* [EXERCISE INPUTS]:

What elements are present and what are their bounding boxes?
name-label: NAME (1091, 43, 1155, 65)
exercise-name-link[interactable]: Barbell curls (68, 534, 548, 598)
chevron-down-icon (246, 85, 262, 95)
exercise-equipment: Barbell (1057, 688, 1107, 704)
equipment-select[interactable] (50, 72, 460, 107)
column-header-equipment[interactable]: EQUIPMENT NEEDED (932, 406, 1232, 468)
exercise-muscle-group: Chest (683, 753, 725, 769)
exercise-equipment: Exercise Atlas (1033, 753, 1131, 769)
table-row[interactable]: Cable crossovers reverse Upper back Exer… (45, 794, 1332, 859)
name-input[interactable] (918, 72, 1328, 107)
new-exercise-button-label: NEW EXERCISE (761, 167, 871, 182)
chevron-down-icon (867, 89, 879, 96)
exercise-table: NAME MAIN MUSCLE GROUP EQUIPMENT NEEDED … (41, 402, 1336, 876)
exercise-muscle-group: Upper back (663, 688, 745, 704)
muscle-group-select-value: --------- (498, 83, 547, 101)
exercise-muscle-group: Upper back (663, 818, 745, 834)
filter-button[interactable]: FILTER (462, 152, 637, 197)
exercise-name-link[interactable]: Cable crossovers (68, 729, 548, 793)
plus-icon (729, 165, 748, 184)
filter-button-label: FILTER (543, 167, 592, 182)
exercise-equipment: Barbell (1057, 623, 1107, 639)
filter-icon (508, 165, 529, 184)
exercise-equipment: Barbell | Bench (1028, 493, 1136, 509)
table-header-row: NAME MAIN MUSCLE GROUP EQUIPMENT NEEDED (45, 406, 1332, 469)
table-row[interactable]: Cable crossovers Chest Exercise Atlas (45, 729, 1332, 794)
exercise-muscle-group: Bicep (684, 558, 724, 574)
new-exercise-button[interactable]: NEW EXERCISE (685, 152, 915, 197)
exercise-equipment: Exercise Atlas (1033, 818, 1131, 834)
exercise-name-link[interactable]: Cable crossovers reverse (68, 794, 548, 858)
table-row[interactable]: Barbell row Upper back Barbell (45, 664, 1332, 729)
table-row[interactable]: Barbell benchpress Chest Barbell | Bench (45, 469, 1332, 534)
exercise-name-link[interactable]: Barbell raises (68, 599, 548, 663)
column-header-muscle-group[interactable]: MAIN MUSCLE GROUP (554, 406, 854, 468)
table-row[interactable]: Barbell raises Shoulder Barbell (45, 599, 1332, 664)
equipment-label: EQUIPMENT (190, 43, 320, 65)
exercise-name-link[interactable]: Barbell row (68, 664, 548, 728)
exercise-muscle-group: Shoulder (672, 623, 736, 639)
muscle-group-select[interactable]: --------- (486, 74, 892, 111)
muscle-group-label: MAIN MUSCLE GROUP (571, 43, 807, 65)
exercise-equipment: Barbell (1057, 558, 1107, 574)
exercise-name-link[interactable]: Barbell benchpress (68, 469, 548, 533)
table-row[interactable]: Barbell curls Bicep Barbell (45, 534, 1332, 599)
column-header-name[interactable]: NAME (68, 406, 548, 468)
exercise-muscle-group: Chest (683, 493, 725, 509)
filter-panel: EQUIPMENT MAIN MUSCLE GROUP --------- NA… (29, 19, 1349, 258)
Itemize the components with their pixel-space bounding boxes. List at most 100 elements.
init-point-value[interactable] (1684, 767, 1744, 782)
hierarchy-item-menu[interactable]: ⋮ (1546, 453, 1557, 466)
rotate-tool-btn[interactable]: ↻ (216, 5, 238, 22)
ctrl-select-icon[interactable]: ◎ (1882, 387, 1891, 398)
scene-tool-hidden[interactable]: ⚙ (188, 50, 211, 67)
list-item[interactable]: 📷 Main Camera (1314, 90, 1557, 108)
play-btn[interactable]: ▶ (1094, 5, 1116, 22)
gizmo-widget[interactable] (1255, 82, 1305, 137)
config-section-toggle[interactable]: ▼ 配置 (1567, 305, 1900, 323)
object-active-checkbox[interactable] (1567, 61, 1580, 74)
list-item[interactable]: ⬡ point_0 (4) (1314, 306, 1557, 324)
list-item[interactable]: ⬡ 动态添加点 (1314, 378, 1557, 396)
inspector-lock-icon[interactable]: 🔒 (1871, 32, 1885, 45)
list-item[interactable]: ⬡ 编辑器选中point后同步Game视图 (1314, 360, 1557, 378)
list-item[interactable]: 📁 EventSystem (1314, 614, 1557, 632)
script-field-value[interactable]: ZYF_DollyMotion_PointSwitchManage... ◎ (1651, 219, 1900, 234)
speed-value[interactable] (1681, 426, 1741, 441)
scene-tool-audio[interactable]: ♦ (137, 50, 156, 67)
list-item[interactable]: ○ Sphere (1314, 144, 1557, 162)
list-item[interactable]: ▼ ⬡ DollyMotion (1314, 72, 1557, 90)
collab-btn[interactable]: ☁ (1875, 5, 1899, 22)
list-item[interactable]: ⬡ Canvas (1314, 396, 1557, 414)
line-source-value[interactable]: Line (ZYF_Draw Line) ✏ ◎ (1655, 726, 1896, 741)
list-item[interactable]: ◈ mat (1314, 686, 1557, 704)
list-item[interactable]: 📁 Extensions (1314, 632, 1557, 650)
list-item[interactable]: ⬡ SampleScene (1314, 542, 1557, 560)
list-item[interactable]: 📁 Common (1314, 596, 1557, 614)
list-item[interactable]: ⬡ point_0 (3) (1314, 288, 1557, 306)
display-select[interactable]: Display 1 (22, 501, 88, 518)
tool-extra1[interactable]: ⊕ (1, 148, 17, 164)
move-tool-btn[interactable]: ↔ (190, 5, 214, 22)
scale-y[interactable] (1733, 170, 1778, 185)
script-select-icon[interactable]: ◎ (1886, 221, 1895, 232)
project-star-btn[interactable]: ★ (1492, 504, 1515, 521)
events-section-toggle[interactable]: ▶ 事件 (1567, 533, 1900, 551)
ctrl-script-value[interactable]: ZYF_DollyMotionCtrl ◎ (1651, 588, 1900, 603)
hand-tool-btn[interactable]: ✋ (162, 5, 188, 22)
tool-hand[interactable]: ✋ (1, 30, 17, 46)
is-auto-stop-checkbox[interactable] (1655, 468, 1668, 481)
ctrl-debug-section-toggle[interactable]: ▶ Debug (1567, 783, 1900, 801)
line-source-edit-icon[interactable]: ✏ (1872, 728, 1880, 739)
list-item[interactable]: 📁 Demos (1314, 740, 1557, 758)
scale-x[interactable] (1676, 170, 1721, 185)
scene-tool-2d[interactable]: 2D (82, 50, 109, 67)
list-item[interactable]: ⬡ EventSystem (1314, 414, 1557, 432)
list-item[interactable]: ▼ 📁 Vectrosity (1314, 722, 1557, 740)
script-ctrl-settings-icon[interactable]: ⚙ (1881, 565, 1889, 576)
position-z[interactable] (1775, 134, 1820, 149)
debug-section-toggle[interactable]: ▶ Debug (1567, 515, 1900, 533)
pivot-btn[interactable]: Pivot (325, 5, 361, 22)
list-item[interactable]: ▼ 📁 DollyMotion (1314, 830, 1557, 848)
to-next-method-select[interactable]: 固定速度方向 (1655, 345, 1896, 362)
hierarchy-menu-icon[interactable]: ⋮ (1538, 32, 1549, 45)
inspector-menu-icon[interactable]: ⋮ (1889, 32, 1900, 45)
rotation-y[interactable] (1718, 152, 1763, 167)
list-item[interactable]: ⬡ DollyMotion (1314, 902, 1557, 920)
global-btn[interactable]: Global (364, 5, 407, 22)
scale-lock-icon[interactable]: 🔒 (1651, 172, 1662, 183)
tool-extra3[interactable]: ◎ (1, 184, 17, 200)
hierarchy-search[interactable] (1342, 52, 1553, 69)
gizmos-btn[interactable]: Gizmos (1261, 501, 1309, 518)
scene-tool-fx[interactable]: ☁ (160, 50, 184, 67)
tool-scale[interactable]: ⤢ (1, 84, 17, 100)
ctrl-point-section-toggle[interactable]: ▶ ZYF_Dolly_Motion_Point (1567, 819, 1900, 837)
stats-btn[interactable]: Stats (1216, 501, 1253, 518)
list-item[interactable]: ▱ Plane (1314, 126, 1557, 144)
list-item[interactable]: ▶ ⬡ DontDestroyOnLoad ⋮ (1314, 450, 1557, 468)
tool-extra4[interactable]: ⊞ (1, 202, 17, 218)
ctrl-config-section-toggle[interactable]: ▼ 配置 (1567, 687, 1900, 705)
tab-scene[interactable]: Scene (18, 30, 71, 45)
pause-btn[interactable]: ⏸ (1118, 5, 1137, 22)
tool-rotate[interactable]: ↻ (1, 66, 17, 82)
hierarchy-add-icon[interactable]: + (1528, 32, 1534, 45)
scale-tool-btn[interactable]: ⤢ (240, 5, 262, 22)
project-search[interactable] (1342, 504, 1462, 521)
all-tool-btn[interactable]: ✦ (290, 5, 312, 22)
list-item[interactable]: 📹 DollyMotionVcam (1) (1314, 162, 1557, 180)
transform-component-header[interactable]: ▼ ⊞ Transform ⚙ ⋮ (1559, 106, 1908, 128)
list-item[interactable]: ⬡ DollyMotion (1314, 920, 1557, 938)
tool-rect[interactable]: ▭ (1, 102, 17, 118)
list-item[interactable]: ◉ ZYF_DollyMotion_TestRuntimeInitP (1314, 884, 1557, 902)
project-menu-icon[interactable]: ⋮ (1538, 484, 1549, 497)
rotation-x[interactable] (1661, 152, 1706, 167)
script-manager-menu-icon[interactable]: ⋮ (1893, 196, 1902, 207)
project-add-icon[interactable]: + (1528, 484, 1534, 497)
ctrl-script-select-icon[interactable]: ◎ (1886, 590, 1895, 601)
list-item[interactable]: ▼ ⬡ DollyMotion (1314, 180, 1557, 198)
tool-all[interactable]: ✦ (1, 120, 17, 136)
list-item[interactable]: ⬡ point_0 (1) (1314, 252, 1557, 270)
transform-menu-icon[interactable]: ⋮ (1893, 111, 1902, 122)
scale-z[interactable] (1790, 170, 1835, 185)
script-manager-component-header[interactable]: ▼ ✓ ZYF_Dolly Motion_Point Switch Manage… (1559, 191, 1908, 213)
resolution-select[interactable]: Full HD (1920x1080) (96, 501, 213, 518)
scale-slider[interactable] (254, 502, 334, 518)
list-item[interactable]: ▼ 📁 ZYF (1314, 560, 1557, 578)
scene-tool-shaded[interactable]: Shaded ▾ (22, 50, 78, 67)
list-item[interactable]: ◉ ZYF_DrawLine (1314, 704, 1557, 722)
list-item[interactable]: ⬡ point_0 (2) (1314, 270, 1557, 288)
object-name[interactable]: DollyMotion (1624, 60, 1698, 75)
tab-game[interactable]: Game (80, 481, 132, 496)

* [WHAT THIS TASK INVOLVES]:
Can you turn the data, starting at its first line and ending at the line that contains "exercise-equipment: Barbell (1057, 688, 1107, 704)" (both ends included), into a JSON list of strings with one string per line and blank lines left out?

* [RESPONSE TO THIS TASK]:
[
  "What elements are present and what are their bounding boxes?",
  "name-label: NAME (1091, 43, 1155, 65)",
  "exercise-name-link[interactable]: Barbell curls (68, 534, 548, 598)",
  "chevron-down-icon (246, 85, 262, 95)",
  "exercise-equipment: Barbell (1057, 688, 1107, 704)"
]